**Figure record listings**
Begin
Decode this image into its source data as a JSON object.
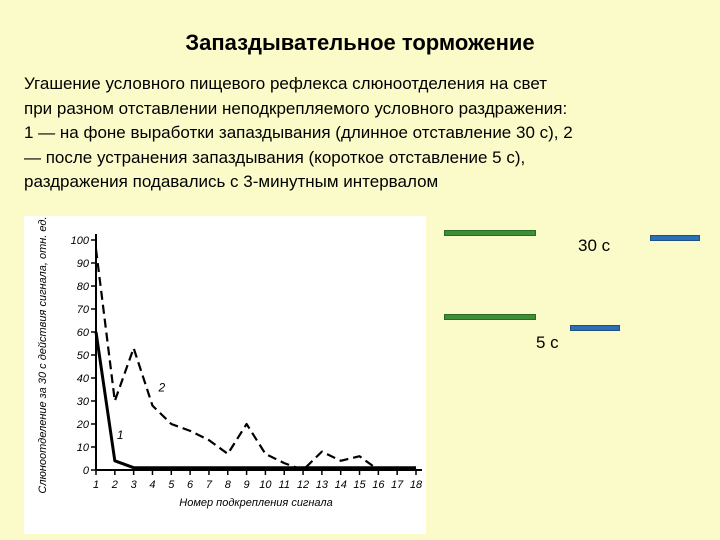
{
  "slide": {
    "title": "Запаздывательное торможение",
    "description_lines": [
      "Угашение условного пищевого рефлекса слюноотделения на свет",
      "при разном отставлении неподкрепляемого условного раздражения:",
      "1 — на фоне выработки запаздывания (длинное отставление 30 с), 2",
      "— после устранения запаздывания (короткое отставление 5 с),",
      "раздражения подавались с 3-минутным интервалом"
    ]
  },
  "timing_diagram": {
    "label_30": "30 с",
    "label_5": "5 с",
    "colors": {
      "stimulus": "#3E8E36",
      "reinforcement": "#2B6FB5"
    }
  },
  "chart_data": {
    "type": "line",
    "xlabel": "Номер подкрепления сигнала",
    "ylabel": "Слюноотделение за 30 с действия сигнала, отн. ед.",
    "x_ticks": [
      1,
      2,
      3,
      4,
      5,
      6,
      7,
      8,
      9,
      10,
      11,
      12,
      13,
      14,
      15,
      16,
      17,
      18
    ],
    "y_ticks": [
      0,
      10,
      20,
      30,
      40,
      50,
      60,
      70,
      80,
      90,
      100
    ],
    "xlim": [
      1,
      18
    ],
    "ylim": [
      0,
      100
    ],
    "series": [
      {
        "name": "1",
        "style": "solid",
        "x": [
          1,
          2,
          3,
          4,
          5,
          6,
          7,
          8,
          9,
          10,
          11,
          12,
          13,
          14,
          15,
          16,
          17,
          18
        ],
        "values": [
          60,
          4,
          1,
          1,
          1,
          1,
          1,
          1,
          1,
          1,
          1,
          1,
          1,
          1,
          1,
          1,
          1,
          1
        ]
      },
      {
        "name": "2",
        "style": "dashed",
        "x": [
          1,
          2,
          3,
          4,
          5,
          6,
          7,
          8,
          9,
          10,
          11,
          12,
          13,
          14,
          15,
          16,
          17,
          18
        ],
        "values": [
          96,
          30,
          53,
          28,
          20,
          17,
          13,
          7,
          20,
          7,
          3,
          0,
          8,
          4,
          6,
          0,
          1,
          0
        ]
      }
    ]
  }
}
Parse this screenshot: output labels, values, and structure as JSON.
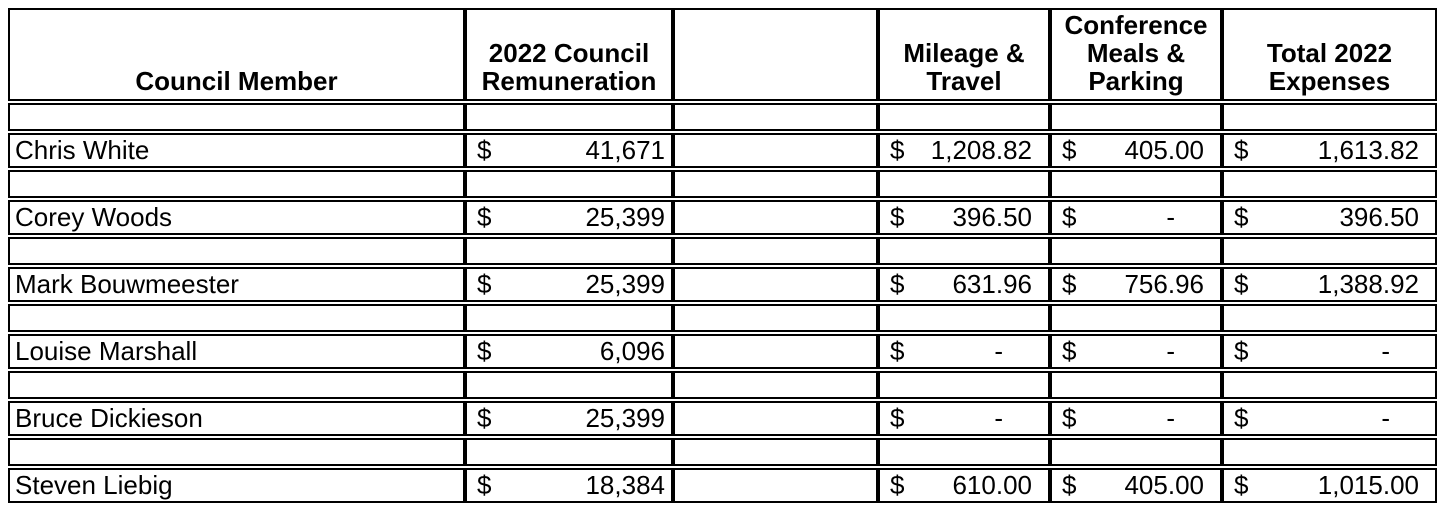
{
  "table": {
    "currency_symbol": "$",
    "columns": [
      {
        "key": "member",
        "label": "Council Member"
      },
      {
        "key": "remuneration",
        "label": "2022 Council\nRemuneration"
      },
      {
        "key": "spacer",
        "label": ""
      },
      {
        "key": "mileage",
        "label": "Mileage &\nTravel"
      },
      {
        "key": "conference",
        "label": "Conference\nMeals &\nParking"
      },
      {
        "key": "total",
        "label": "Total 2022\nExpenses"
      }
    ],
    "rows": [
      {
        "member": "Chris White",
        "remuneration": "41,671",
        "mileage": "1,208.82",
        "conference": "405.00",
        "total": "1,613.82"
      },
      {
        "member": "Corey Woods",
        "remuneration": "25,399",
        "mileage": "396.50",
        "conference": "-",
        "total": "396.50"
      },
      {
        "member": "Mark Bouwmeester",
        "remuneration": "25,399",
        "mileage": "631.96",
        "conference": "756.96",
        "total": "1,388.92"
      },
      {
        "member": "Louise Marshall",
        "remuneration": "6,096",
        "mileage": "-",
        "conference": "-",
        "total": "-"
      },
      {
        "member": "Bruce Dickieson",
        "remuneration": "25,399",
        "mileage": "-",
        "conference": "-",
        "total": "-"
      },
      {
        "member": "Steven Liebig",
        "remuneration": "18,384",
        "mileage": "610.00",
        "conference": "405.00",
        "total": "1,015.00"
      }
    ],
    "colors": {
      "border": "#000000",
      "background": "#ffffff",
      "text": "#000000"
    }
  }
}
End
**Requirements**
Write out the material above again, word for word, minus its pictures.

**Output**
Decode this image into its source data as a JSON object.
{
  "slide": {
    "title": "Запаздывательное торможение",
    "description_lines": [
      "Угашение условного пищевого рефлекса слюноотделения на свет",
      "при разном отставлении неподкрепляемого условного раздражения:",
      "1 — на фоне выработки запаздывания (длинное отставление 30 с), 2",
      "— после устранения запаздывания (короткое отставление 5 с),",
      "раздражения подавались с 3-минутным интервалом"
    ]
  },
  "timing_diagram": {
    "label_30": "30 с",
    "label_5": "5 с",
    "colors": {
      "stimulus": "#3E8E36",
      "reinforcement": "#2B6FB5"
    }
  },
  "chart_data": {
    "type": "line",
    "xlabel": "Номер подкрепления сигнала",
    "ylabel": "Слюноотделение за 30 с действия сигнала, отн. ед.",
    "x_ticks": [
      1,
      2,
      3,
      4,
      5,
      6,
      7,
      8,
      9,
      10,
      11,
      12,
      13,
      14,
      15,
      16,
      17,
      18
    ],
    "y_ticks": [
      0,
      10,
      20,
      30,
      40,
      50,
      60,
      70,
      80,
      90,
      100
    ],
    "xlim": [
      1,
      18
    ],
    "ylim": [
      0,
      100
    ],
    "series": [
      {
        "name": "1",
        "style": "solid",
        "x": [
          1,
          2,
          3,
          4,
          5,
          6,
          7,
          8,
          9,
          10,
          11,
          12,
          13,
          14,
          15,
          16,
          17,
          18
        ],
        "values": [
          60,
          4,
          1,
          1,
          1,
          1,
          1,
          1,
          1,
          1,
          1,
          1,
          1,
          1,
          1,
          1,
          1,
          1
        ]
      },
      {
        "name": "2",
        "style": "dashed",
        "x": [
          1,
          2,
          3,
          4,
          5,
          6,
          7,
          8,
          9,
          10,
          11,
          12,
          13,
          14,
          15,
          16,
          17,
          18
        ],
        "values": [
          96,
          30,
          53,
          28,
          20,
          17,
          13,
          7,
          20,
          7,
          3,
          0,
          8,
          4,
          6,
          0,
          1,
          0
        ]
      }
    ]
  }
}
Parse this screenshot: output labels, values, and structure as JSON.
{
  "table": {
    "currency_symbol": "$",
    "columns": [
      {
        "key": "member",
        "label": "Council Member"
      },
      {
        "key": "remuneration",
        "label": "2022 Council\nRemuneration"
      },
      {
        "key": "spacer",
        "label": ""
      },
      {
        "key": "mileage",
        "label": "Mileage &\nTravel"
      },
      {
        "key": "conference",
        "label": "Conference\nMeals &\nParking"
      },
      {
        "key": "total",
        "label": "Total 2022\nExpenses"
      }
    ],
    "rows": [
      {
        "member": "Chris White",
        "remuneration": "41,671",
        "mileage": "1,208.82",
        "conference": "405.00",
        "total": "1,613.82"
      },
      {
        "member": "Corey Woods",
        "remuneration": "25,399",
        "mileage": "396.50",
        "conference": "-",
        "total": "396.50"
      },
      {
        "member": "Mark Bouwmeester",
        "remuneration": "25,399",
        "mileage": "631.96",
        "conference": "756.96",
        "total": "1,388.92"
      },
      {
        "member": "Louise Marshall",
        "remuneration": "6,096",
        "mileage": "-",
        "conference": "-",
        "total": "-"
      },
      {
        "member": "Bruce Dickieson",
        "remuneration": "25,399",
        "mileage": "-",
        "conference": "-",
        "total": "-"
      },
      {
        "member": "Steven Liebig",
        "remuneration": "18,384",
        "mileage": "610.00",
        "conference": "405.00",
        "total": "1,015.00"
      }
    ],
    "colors": {
      "border": "#000000",
      "background": "#ffffff",
      "text": "#000000"
    }
  }
}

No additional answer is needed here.